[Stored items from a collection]
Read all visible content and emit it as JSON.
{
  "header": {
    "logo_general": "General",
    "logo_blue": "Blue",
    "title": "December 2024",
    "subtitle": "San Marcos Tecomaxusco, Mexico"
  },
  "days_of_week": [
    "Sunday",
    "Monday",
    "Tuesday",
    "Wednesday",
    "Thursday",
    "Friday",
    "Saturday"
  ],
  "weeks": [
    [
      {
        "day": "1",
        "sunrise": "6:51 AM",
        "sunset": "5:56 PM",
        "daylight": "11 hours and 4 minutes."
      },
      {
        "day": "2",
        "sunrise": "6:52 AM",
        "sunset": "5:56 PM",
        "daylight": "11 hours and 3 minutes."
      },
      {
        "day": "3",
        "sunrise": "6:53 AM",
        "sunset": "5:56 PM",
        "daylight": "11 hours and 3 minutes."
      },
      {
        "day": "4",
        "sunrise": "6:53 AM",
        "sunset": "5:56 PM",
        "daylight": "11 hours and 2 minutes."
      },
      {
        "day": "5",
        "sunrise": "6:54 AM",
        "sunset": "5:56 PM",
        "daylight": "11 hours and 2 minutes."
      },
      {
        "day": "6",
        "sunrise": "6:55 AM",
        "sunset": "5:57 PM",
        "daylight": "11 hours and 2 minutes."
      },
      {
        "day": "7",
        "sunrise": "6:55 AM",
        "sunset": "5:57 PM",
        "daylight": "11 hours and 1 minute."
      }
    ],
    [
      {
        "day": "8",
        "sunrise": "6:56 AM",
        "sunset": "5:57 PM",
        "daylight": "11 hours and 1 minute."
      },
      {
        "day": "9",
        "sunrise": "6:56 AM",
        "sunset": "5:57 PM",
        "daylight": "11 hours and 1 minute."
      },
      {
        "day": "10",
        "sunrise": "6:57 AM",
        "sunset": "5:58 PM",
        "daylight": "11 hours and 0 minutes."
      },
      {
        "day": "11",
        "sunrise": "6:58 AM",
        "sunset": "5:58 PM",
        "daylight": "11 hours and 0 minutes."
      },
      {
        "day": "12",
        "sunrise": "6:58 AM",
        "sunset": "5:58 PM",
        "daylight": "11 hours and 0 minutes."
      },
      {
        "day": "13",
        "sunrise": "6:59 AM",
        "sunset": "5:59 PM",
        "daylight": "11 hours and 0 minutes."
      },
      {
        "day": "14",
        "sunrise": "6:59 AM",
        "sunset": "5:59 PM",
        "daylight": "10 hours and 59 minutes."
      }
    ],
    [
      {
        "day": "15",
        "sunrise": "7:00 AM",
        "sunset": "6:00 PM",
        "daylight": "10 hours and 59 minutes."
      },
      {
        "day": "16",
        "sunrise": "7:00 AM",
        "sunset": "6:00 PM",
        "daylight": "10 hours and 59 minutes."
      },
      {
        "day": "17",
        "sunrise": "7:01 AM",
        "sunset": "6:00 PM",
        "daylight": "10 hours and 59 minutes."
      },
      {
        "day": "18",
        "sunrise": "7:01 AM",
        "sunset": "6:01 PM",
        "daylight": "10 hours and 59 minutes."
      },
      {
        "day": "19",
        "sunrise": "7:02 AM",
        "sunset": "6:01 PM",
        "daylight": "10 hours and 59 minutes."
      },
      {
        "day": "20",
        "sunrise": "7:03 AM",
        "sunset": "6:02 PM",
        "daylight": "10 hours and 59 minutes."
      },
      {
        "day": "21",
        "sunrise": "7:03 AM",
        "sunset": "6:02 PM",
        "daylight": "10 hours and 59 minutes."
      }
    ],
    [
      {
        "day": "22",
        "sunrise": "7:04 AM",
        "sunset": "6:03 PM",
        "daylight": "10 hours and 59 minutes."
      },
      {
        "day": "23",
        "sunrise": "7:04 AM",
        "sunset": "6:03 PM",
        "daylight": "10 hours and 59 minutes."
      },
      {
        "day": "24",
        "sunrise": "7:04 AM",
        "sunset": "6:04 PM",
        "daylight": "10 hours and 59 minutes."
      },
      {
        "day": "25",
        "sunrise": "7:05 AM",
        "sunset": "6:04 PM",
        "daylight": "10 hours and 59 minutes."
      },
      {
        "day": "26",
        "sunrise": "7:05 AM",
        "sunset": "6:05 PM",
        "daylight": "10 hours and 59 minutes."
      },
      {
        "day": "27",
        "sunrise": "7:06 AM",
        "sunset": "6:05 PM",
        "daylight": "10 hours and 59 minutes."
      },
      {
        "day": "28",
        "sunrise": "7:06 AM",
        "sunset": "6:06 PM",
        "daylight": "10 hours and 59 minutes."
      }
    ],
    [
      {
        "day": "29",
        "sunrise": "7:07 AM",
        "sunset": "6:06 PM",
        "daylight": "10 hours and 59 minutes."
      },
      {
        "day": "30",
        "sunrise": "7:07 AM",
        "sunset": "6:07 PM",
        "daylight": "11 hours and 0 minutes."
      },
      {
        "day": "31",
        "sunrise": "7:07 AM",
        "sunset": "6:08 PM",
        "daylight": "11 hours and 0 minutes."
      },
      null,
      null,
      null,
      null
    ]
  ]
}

WORK REQUIRED:
Output the full listing exactly as it stands.

TASK RESPONSE:
Read all visible content and emit it as JSON.
{
  "header": {
    "logo_general": "General",
    "logo_blue": "Blue",
    "title": "December 2024",
    "subtitle": "San Marcos Tecomaxusco, Mexico"
  },
  "days_of_week": [
    "Sunday",
    "Monday",
    "Tuesday",
    "Wednesday",
    "Thursday",
    "Friday",
    "Saturday"
  ],
  "weeks": [
    [
      {
        "day": "1",
        "sunrise": "6:51 AM",
        "sunset": "5:56 PM",
        "daylight": "11 hours and 4 minutes."
      },
      {
        "day": "2",
        "sunrise": "6:52 AM",
        "sunset": "5:56 PM",
        "daylight": "11 hours and 3 minutes."
      },
      {
        "day": "3",
        "sunrise": "6:53 AM",
        "sunset": "5:56 PM",
        "daylight": "11 hours and 3 minutes."
      },
      {
        "day": "4",
        "sunrise": "6:53 AM",
        "sunset": "5:56 PM",
        "daylight": "11 hours and 2 minutes."
      },
      {
        "day": "5",
        "sunrise": "6:54 AM",
        "sunset": "5:56 PM",
        "daylight": "11 hours and 2 minutes."
      },
      {
        "day": "6",
        "sunrise": "6:55 AM",
        "sunset": "5:57 PM",
        "daylight": "11 hours and 2 minutes."
      },
      {
        "day": "7",
        "sunrise": "6:55 AM",
        "sunset": "5:57 PM",
        "daylight": "11 hours and 1 minute."
      }
    ],
    [
      {
        "day": "8",
        "sunrise": "6:56 AM",
        "sunset": "5:57 PM",
        "daylight": "11 hours and 1 minute."
      },
      {
        "day": "9",
        "sunrise": "6:56 AM",
        "sunset": "5:57 PM",
        "daylight": "11 hours and 1 minute."
      },
      {
        "day": "10",
        "sunrise": "6:57 AM",
        "sunset": "5:58 PM",
        "daylight": "11 hours and 0 minutes."
      },
      {
        "day": "11",
        "sunrise": "6:58 AM",
        "sunset": "5:58 PM",
        "daylight": "11 hours and 0 minutes."
      },
      {
        "day": "12",
        "sunrise": "6:58 AM",
        "sunset": "5:58 PM",
        "daylight": "11 hours and 0 minutes."
      },
      {
        "day": "13",
        "sunrise": "6:59 AM",
        "sunset": "5:59 PM",
        "daylight": "11 hours and 0 minutes."
      },
      {
        "day": "14",
        "sunrise": "6:59 AM",
        "sunset": "5:59 PM",
        "daylight": "10 hours and 59 minutes."
      }
    ],
    [
      {
        "day": "15",
        "sunrise": "7:00 AM",
        "sunset": "6:00 PM",
        "daylight": "10 hours and 59 minutes."
      },
      {
        "day": "16",
        "sunrise": "7:00 AM",
        "sunset": "6:00 PM",
        "daylight": "10 hours and 59 minutes."
      },
      {
        "day": "17",
        "sunrise": "7:01 AM",
        "sunset": "6:00 PM",
        "daylight": "10 hours and 59 minutes."
      },
      {
        "day": "18",
        "sunrise": "7:01 AM",
        "sunset": "6:01 PM",
        "daylight": "10 hours and 59 minutes."
      },
      {
        "day": "19",
        "sunrise": "7:02 AM",
        "sunset": "6:01 PM",
        "daylight": "10 hours and 59 minutes."
      },
      {
        "day": "20",
        "sunrise": "7:03 AM",
        "sunset": "6:02 PM",
        "daylight": "10 hours and 59 minutes."
      },
      {
        "day": "21",
        "sunrise": "7:03 AM",
        "sunset": "6:02 PM",
        "daylight": "10 hours and 59 minutes."
      }
    ],
    [
      {
        "day": "22",
        "sunrise": "7:04 AM",
        "sunset": "6:03 PM",
        "daylight": "10 hours and 59 minutes."
      },
      {
        "day": "23",
        "sunrise": "7:04 AM",
        "sunset": "6:03 PM",
        "daylight": "10 hours and 59 minutes."
      },
      {
        "day": "24",
        "sunrise": "7:04 AM",
        "sunset": "6:04 PM",
        "daylight": "10 hours and 59 minutes."
      },
      {
        "day": "25",
        "sunrise": "7:05 AM",
        "sunset": "6:04 PM",
        "daylight": "10 hours and 59 minutes."
      },
      {
        "day": "26",
        "sunrise": "7:05 AM",
        "sunset": "6:05 PM",
        "daylight": "10 hours and 59 minutes."
      },
      {
        "day": "27",
        "sunrise": "7:06 AM",
        "sunset": "6:05 PM",
        "daylight": "10 hours and 59 minutes."
      },
      {
        "day": "28",
        "sunrise": "7:06 AM",
        "sunset": "6:06 PM",
        "daylight": "10 hours and 59 minutes."
      }
    ],
    [
      {
        "day": "29",
        "sunrise": "7:07 AM",
        "sunset": "6:06 PM",
        "daylight": "10 hours and 59 minutes."
      },
      {
        "day": "30",
        "sunrise": "7:07 AM",
        "sunset": "6:07 PM",
        "daylight": "11 hours and 0 minutes."
      },
      {
        "day": "31",
        "sunrise": "7:07 AM",
        "sunset": "6:08 PM",
        "daylight": "11 hours and 0 minutes."
      },
      null,
      null,
      null,
      null
    ]
  ]
}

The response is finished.